Input records:
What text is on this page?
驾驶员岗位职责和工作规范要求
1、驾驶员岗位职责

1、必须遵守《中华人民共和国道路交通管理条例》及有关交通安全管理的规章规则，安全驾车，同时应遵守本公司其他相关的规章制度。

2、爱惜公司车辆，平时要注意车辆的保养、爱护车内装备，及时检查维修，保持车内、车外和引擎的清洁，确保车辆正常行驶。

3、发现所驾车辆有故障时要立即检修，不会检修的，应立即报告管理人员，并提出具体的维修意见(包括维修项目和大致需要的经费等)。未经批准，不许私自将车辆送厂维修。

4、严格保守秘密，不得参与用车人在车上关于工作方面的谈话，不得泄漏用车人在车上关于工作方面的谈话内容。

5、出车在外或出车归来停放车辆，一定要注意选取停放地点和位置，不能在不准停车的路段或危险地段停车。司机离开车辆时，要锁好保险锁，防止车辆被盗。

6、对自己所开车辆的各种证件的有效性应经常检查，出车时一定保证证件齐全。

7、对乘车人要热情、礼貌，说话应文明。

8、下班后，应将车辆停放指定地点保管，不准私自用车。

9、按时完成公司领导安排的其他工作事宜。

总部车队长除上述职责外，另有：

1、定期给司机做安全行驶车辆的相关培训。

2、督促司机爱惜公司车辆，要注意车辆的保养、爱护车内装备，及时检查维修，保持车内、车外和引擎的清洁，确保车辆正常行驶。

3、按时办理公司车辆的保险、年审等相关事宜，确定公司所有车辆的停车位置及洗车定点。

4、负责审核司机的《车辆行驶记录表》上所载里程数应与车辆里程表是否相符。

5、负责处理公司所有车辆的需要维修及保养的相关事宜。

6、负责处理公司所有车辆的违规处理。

Problem: Write out the whole listing again, exactly as it stands.

Answer to this task:
What text is on this page?
驾驶员岗位职责和工作规范要求
1、驾驶员岗位职责

1、必须遵守《中华人民共和国道路交通管理条例》及有关交通安全管理的规章规则，安全驾车，同时应遵守本公司其他相关的规章制度。

2、爱惜公司车辆，平时要注意车辆的保养、爱护车内装备，及时检查维修，保持车内、车外和引擎的清洁，确保车辆正常行驶。

3、发现所驾车辆有故障时要立即检修，不会检修的，应立即报告管理人员，并提出具体的维修意见(包括维修项目和大致需要的经费等)。未经批准，不许私自将车辆送厂维修。

4、严格保守秘密，不得参与用车人在车上关于工作方面的谈话，不得泄漏用车人在车上关于工作方面的谈话内容。

5、出车在外或出车归来停放车辆，一定要注意选取停放地点和位置，不能在不准停车的路段或危险地段停车。司机离开车辆时，要锁好保险锁，防止车辆被盗。

6、对自己所开车辆的各种证件的有效性应经常检查，出车时一定保证证件齐全。

7、对乘车人要热情、礼貌，说话应文明。

8、下班后，应将车辆停放指定地点保管，不准私自用车。

9、按时完成公司领导安排的其他工作事宜。

总部车队长除上述职责外，另有：

1、定期给司机做安全行驶车辆的相关培训。

2、督促司机爱惜公司车辆，要注意车辆的保养、爱护车内装备，及时检查维修，保持车内、车外和引擎的清洁，确保车辆正常行驶。

3、按时办理公司车辆的保险、年审等相关事宜，确定公司所有车辆的停车位置及洗车定点。

4、负责审核司机的《车辆行驶记录表》上所载里程数应与车辆里程表是否相符。

5、负责处理公司所有车辆的需要维修及保养的相关事宜。

6、负责处理公司所有车辆的违规处理。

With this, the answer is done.